The left-handed Weyl operator is defined by the $2\times 2$ matrix
$$p_{\mu}\bar{\sigma}_{\dot{\beta}\alpha}^{\mu} = \begin{pmatrix} p^0 +p^3 & p^1 - i p^2\\ p^1 + ip^2 & p^0 - p^3 \end{pmatrix},$$
where $\bar{\sigma}^{\mu}=(1,-\vec{\sigma})$ are sigma matrices.
One can use the sigma matrices to go back and forth between four-vectors and $2\times 2$ matrices:
$$p_{\mu} \iff p_{\dot{\beta}\alpha}\equiv p_{\mu}\bar{\sigma}^{\mu}_{\dot{\beta}\alpha}.$$
Given two four-vectors $p$ and $q$ written as $2\times 2$ matrices,
$$\epsilon^{\dot{\alpha}\dot{\beta}}\epsilon^{\alpha\beta}p_{\dot{\alpha}\alpha}q_{\dot{\beta}\beta} = 2p^{\mu}q_{\mu}.$$
Given a complex $2\times 2$ matrix $\Lambda_{L}$ with unit determinant, it can be shown that the transformation $p_{\dot{\beta}\alpha} \rightarrow (\Lambda_{L}^{-1\dagger}p\Lambda_{L}^{-1})_{\dot{\beta}\alpha}$ preserves the product $\epsilon^{\dot{\alpha}\dot{\beta}}\epsilon^{\alpha\beta}p_{\dot{\alpha}\alpha}q_{\dot{\beta}\beta}$.
How does it then follow that $\Lambda_{L}$ is a Lorentz transformation? Do we have to use the fact that $\epsilon^{\dot{\alpha}\dot{\beta}}\epsilon^{\alpha\beta}p_{\dot{\alpha}\alpha}q_{\dot{\beta}\beta} \sim p^{\mu}q_{\mu}$? What is the Lorentz transformation for $p^{\mu}$ due to the transformation $\Lambda_{L}$ for $p_{\dot{\alpha}\alpha}$?

> Information provided
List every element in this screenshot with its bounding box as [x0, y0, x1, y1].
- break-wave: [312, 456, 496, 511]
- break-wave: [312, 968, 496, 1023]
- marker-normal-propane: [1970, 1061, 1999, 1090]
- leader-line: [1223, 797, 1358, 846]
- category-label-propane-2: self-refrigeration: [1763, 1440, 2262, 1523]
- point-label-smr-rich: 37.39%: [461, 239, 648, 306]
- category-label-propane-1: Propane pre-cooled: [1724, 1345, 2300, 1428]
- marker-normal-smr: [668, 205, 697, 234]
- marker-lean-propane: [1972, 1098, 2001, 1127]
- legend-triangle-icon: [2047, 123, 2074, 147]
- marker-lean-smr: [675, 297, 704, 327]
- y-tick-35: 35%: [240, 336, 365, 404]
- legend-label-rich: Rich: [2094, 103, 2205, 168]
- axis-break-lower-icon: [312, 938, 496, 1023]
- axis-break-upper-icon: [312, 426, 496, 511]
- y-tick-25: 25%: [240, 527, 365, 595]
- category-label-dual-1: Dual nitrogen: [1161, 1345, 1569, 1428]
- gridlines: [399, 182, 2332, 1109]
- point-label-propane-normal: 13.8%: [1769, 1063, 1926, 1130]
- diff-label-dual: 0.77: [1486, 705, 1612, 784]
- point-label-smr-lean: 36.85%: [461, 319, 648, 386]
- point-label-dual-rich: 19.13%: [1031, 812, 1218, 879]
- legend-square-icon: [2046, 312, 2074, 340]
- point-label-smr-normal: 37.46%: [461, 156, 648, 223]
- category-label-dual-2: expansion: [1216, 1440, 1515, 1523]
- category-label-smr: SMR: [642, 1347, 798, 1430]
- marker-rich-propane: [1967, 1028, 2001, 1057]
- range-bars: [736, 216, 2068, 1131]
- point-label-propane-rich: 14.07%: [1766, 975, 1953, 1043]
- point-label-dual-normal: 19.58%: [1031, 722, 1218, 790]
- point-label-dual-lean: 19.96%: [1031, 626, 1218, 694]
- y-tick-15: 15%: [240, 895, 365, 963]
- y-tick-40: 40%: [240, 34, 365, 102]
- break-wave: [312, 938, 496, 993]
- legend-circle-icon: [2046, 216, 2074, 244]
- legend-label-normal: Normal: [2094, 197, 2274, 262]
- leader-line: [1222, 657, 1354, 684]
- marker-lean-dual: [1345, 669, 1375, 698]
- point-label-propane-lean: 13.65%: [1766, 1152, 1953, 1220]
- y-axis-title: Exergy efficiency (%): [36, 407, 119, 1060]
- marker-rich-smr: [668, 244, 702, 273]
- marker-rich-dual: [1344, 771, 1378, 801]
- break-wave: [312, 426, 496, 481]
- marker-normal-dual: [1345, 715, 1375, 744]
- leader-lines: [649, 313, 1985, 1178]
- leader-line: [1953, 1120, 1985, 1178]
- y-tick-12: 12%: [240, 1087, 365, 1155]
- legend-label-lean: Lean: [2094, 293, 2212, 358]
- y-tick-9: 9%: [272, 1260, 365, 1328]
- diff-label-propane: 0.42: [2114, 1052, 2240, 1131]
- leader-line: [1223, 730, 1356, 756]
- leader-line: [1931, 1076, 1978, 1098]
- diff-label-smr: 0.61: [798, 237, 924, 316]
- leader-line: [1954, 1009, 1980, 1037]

> Problem to solve
Please pull out the part of the Weyl operator text from "The left-handed Weyl" to "are sigma matrices.", copying it word for word.

> Response to the task
The left-handed Weyl operator is defined by the $2\times 2$ matrix
$$p_{\mu}\bar{\sigma}_{\dot{\beta}\alpha}^{\mu} = \begin{pmatrix} p^0 +p^3 & p^1 - i p^2\\ p^1 + ip^2 & p^0 - p^3 \end{pmatrix},$$
where $\bar{\sigma}^{\mu}=(1,-\vec{\sigma})$ are sigma matrices.